TASK REQUIREMENTS:
Copy each line in which the string "cardano" occurs.

Data excerpts
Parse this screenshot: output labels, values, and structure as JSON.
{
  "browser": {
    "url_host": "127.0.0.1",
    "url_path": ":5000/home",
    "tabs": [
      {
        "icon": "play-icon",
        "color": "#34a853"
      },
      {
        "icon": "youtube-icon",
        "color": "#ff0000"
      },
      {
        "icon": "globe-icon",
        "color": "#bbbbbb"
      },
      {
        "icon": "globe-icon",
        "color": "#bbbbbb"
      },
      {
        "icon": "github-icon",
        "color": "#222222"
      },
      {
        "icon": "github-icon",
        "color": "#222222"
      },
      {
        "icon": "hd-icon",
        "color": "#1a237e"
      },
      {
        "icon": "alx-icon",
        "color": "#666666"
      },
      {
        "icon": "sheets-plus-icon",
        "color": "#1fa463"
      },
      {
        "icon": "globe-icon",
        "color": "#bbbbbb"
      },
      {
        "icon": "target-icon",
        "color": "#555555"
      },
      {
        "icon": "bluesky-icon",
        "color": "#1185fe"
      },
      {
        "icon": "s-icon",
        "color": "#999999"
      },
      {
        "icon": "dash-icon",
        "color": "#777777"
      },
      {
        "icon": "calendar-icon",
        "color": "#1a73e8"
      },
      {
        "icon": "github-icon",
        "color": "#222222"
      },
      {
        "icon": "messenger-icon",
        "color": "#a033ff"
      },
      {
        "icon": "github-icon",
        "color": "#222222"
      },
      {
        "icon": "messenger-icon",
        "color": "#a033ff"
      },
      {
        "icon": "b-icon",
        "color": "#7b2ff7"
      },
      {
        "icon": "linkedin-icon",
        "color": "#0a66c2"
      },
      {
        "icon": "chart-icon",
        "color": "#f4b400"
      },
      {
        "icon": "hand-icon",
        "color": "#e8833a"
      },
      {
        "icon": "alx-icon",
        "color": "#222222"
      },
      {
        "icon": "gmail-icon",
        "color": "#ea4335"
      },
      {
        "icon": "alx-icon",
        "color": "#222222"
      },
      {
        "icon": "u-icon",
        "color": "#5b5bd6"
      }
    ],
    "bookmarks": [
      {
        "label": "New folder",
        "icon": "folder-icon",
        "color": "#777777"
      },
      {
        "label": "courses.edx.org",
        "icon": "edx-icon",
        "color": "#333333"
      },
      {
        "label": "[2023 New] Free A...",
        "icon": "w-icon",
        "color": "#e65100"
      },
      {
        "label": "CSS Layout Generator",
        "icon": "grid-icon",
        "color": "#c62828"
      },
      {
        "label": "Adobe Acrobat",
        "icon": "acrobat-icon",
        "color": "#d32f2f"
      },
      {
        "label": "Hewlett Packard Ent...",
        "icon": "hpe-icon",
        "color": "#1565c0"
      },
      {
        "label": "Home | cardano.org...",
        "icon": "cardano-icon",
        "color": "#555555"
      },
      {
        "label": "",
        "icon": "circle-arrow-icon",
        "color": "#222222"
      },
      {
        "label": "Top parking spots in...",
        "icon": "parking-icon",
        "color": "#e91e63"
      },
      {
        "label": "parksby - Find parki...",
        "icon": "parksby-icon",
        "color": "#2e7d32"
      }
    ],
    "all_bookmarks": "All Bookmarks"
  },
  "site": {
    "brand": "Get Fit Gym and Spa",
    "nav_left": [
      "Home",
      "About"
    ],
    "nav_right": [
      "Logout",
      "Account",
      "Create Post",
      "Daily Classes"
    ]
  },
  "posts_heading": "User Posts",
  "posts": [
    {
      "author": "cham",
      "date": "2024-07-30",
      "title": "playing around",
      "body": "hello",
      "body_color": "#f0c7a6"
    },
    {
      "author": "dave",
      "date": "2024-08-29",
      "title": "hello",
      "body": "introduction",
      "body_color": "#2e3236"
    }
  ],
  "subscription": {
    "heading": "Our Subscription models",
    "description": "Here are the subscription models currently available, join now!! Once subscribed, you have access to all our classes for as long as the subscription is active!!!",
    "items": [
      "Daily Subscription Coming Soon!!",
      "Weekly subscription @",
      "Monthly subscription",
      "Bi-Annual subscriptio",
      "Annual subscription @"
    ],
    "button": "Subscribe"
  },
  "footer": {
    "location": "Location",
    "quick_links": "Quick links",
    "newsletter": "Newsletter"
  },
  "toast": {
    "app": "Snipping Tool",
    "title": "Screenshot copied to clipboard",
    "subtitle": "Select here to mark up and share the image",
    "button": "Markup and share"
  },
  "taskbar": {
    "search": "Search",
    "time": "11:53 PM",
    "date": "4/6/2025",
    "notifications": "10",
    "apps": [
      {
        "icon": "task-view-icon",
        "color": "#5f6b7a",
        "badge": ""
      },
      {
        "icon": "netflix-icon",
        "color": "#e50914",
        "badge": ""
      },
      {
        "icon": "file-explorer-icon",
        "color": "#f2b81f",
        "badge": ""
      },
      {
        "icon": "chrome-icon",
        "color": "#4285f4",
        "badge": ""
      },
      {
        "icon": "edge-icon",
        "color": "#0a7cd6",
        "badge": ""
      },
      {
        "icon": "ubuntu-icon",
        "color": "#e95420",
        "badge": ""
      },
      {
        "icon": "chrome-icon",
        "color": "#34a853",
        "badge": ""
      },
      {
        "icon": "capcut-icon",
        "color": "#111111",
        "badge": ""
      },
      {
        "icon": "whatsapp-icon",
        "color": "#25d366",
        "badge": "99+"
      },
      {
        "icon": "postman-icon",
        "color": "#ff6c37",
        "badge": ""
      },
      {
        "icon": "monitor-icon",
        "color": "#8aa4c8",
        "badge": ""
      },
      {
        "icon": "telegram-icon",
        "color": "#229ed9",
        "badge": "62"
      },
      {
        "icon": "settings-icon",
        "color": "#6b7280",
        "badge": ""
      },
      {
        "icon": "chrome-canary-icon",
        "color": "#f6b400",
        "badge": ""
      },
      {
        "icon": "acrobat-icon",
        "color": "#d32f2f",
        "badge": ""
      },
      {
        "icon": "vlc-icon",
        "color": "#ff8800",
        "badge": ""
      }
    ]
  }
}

FINAL RESULT:
        "label": "Home | cardano.org...",
        "icon": "cardano-icon",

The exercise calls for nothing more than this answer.